- GIVEN TASK: Each line of the material must be repeated precisely, with the pictures left out.

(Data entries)
* * * * * * * * *
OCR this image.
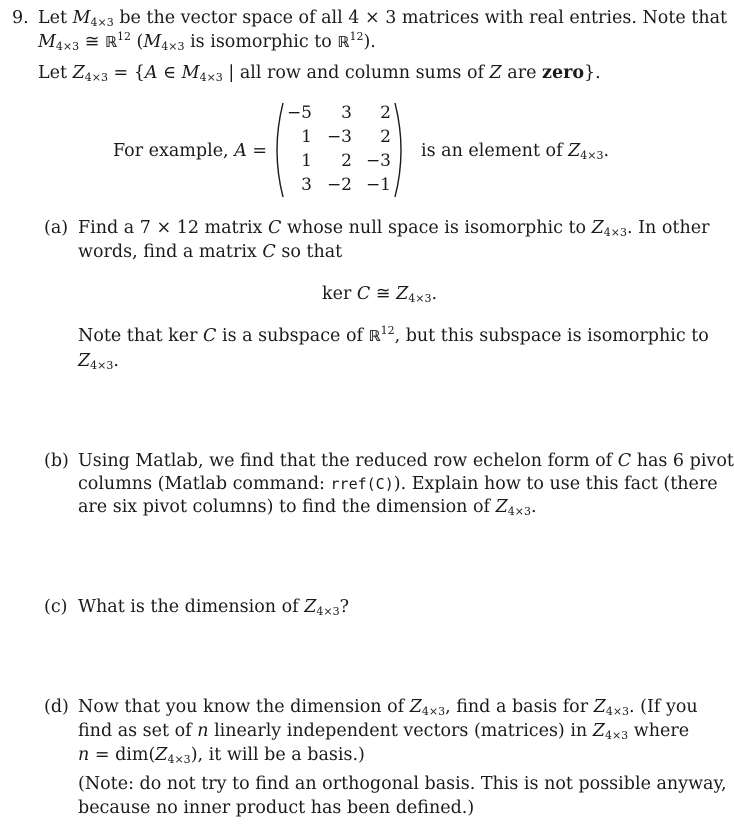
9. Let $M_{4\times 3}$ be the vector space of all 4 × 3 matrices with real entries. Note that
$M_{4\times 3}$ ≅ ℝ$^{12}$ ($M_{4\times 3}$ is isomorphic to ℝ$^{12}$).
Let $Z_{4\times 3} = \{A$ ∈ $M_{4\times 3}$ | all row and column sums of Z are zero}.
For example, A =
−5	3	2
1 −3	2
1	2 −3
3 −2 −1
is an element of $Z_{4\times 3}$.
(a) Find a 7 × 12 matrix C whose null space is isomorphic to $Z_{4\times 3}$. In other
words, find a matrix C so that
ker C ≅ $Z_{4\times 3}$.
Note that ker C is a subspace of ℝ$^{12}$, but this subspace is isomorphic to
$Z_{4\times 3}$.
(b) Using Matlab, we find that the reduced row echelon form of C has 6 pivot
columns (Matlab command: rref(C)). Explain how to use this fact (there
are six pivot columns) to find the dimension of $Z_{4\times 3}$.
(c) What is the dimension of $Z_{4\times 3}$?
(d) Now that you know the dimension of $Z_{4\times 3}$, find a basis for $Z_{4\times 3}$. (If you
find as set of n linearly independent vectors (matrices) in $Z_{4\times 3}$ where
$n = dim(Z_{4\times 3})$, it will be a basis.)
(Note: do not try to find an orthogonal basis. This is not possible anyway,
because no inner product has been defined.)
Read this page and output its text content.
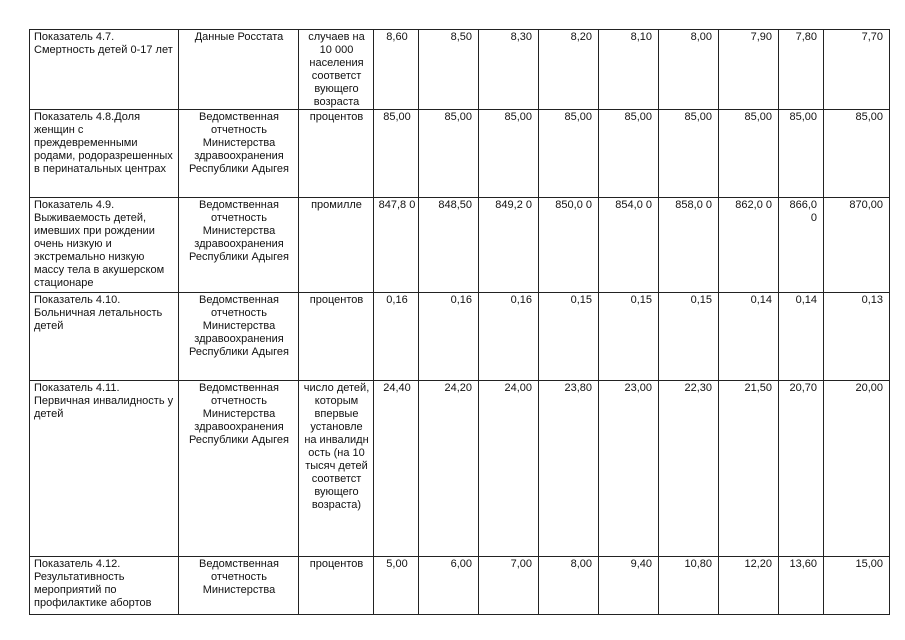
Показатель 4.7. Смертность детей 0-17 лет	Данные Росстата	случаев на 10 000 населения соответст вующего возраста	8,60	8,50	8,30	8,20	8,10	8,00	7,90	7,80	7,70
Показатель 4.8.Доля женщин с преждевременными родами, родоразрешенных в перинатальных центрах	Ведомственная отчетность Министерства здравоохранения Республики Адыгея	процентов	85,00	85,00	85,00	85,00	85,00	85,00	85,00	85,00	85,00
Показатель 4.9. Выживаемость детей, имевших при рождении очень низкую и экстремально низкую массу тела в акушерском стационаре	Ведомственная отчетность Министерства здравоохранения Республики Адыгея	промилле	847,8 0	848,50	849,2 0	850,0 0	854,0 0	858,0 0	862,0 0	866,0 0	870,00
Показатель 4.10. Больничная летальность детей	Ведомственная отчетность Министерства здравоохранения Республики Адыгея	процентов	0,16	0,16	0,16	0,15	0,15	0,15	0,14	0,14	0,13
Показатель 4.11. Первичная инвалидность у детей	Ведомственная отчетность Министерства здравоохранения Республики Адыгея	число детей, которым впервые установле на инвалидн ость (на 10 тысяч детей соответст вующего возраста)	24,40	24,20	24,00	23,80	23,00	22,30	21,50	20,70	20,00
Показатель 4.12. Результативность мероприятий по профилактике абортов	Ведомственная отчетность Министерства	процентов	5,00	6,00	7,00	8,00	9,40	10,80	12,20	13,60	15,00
* * * * * * * * *
- WRITTEN RESPONSE:
OCR this image.
9. Let $M_{4\times 3}$ be the vector space of all 4 × 3 matrices with real entries. Note that
$M_{4\times 3}$ ≅ ℝ$^{12}$ ($M_{4\times 3}$ is isomorphic to ℝ$^{12}$).
Let $Z_{4\times 3} = \{A$ ∈ $M_{4\times 3}$ | all row and column sums of Z are zero}.
For example, A =
−5	3	2
1 −3	2
1	2 −3
3 −2 −1
is an element of $Z_{4\times 3}$.
(a) Find a 7 × 12 matrix C whose null space is isomorphic to $Z_{4\times 3}$. In other
words, find a matrix C so that
ker C ≅ $Z_{4\times 3}$.
Note that ker C is a subspace of ℝ$^{12}$, but this subspace is isomorphic to
$Z_{4\times 3}$.
(b) Using Matlab, we find that the reduced row echelon form of C has 6 pivot
columns (Matlab command: rref(C)). Explain how to use this fact (there
are six pivot columns) to find the dimension of $Z_{4\times 3}$.
(c) What is the dimension of $Z_{4\times 3}$?
(d) Now that you know the dimension of $Z_{4\times 3}$, find a basis for $Z_{4\times 3}$. (If you
find as set of n linearly independent vectors (matrices) in $Z_{4\times 3}$ where
$n = dim(Z_{4\times 3})$, it will be a basis.)
(Note: do not try to find an orthogonal basis. This is not possible anyway,
because no inner product has been defined.)
Read this page and output its text content.
Показатель 4.7. Смертность детей 0-17 лет	Данные Росстата	случаев на 10 000 населения соответст вующего возраста	8,60	8,50	8,30	8,20	8,10	8,00	7,90	7,80	7,70
Показатель 4.8.Доля женщин с преждевременными родами, родоразрешенных в перинатальных центрах	Ведомственная отчетность Министерства здравоохранения Республики Адыгея	процентов	85,00	85,00	85,00	85,00	85,00	85,00	85,00	85,00	85,00
Показатель 4.9. Выживаемость детей, имевших при рождении очень низкую и экстремально низкую массу тела в акушерском стационаре	Ведомственная отчетность Министерства здравоохранения Республики Адыгея	промилле	847,8 0	848,50	849,2 0	850,0 0	854,0 0	858,0 0	862,0 0	866,0 0	870,00
Показатель 4.10. Больничная летальность детей	Ведомственная отчетность Министерства здравоохранения Республики Адыгея	процентов	0,16	0,16	0,16	0,15	0,15	0,15	0,14	0,14	0,13
Показатель 4.11. Первичная инвалидность у детей	Ведомственная отчетность Министерства здравоохранения Республики Адыгея	число детей, которым впервые установле на инвалидн ость (на 10 тысяч детей соответст вующего возраста)	24,40	24,20	24,00	23,80	23,00	22,30	21,50	20,70	20,00
Показатель 4.12. Результативность мероприятий по профилактике абортов	Ведомственная отчетность Министерства	процентов	5,00	6,00	7,00	8,00	9,40	10,80	12,20	13,60	15,00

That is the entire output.